**Brief:**
Below you will find a set of lines. Repeat them all exactly.

# start of Material for this task

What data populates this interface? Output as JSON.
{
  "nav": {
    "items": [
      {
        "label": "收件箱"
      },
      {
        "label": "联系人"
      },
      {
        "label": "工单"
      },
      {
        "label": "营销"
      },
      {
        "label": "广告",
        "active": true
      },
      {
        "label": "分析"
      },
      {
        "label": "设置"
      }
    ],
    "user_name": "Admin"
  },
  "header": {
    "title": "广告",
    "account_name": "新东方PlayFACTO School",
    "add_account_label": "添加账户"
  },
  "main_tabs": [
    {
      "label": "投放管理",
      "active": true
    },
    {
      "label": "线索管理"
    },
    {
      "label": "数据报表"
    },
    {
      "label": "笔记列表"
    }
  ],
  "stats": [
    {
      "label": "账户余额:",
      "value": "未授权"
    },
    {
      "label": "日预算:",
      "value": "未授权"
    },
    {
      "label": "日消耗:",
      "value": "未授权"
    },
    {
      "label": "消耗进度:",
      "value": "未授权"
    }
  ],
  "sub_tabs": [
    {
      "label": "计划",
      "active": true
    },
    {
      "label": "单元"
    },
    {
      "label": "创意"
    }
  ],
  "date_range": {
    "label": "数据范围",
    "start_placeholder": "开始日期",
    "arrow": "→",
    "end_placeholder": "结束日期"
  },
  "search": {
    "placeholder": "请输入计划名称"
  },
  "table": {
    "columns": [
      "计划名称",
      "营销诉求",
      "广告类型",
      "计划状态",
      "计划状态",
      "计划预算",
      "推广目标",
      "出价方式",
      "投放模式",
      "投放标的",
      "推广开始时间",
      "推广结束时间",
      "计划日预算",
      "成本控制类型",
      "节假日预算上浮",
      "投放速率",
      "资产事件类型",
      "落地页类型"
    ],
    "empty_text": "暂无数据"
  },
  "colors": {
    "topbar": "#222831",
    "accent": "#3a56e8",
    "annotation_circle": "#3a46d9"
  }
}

# end of Material for this task

**Finished answer:**
What data populates this interface? Output as JSON.
{
  "nav": {
    "items": [
      {
        "label": "收件箱"
      },
      {
        "label": "联系人"
      },
      {
        "label": "工单"
      },
      {
        "label": "营销"
      },
      {
        "label": "广告",
        "active": true
      },
      {
        "label": "分析"
      },
      {
        "label": "设置"
      }
    ],
    "user_name": "Admin"
  },
  "header": {
    "title": "广告",
    "account_name": "新东方PlayFACTO School",
    "add_account_label": "添加账户"
  },
  "main_tabs": [
    {
      "label": "投放管理",
      "active": true
    },
    {
      "label": "线索管理"
    },
    {
      "label": "数据报表"
    },
    {
      "label": "笔记列表"
    }
  ],
  "stats": [
    {
      "label": "账户余额:",
      "value": "未授权"
    },
    {
      "label": "日预算:",
      "value": "未授权"
    },
    {
      "label": "日消耗:",
      "value": "未授权"
    },
    {
      "label": "消耗进度:",
      "value": "未授权"
    }
  ],
  "sub_tabs": [
    {
      "label": "计划",
      "active": true
    },
    {
      "label": "单元"
    },
    {
      "label": "创意"
    }
  ],
  "date_range": {
    "label": "数据范围",
    "start_placeholder": "开始日期",
    "arrow": "→",
    "end_placeholder": "结束日期"
  },
  "search": {
    "placeholder": "请输入计划名称"
  },
  "table": {
    "columns": [
      "计划名称",
      "营销诉求",
      "广告类型",
      "计划状态",
      "计划状态",
      "计划预算",
      "推广目标",
      "出价方式",
      "投放模式",
      "投放标的",
      "推广开始时间",
      "推广结束时间",
      "计划日预算",
      "成本控制类型",
      "节假日预算上浮",
      "投放速率",
      "资产事件类型",
      "落地页类型"
    ],
    "empty_text": "暂无数据"
  },
  "colors": {
    "topbar": "#222831",
    "accent": "#3a56e8",
    "annotation_circle": "#3a46d9"
  }
}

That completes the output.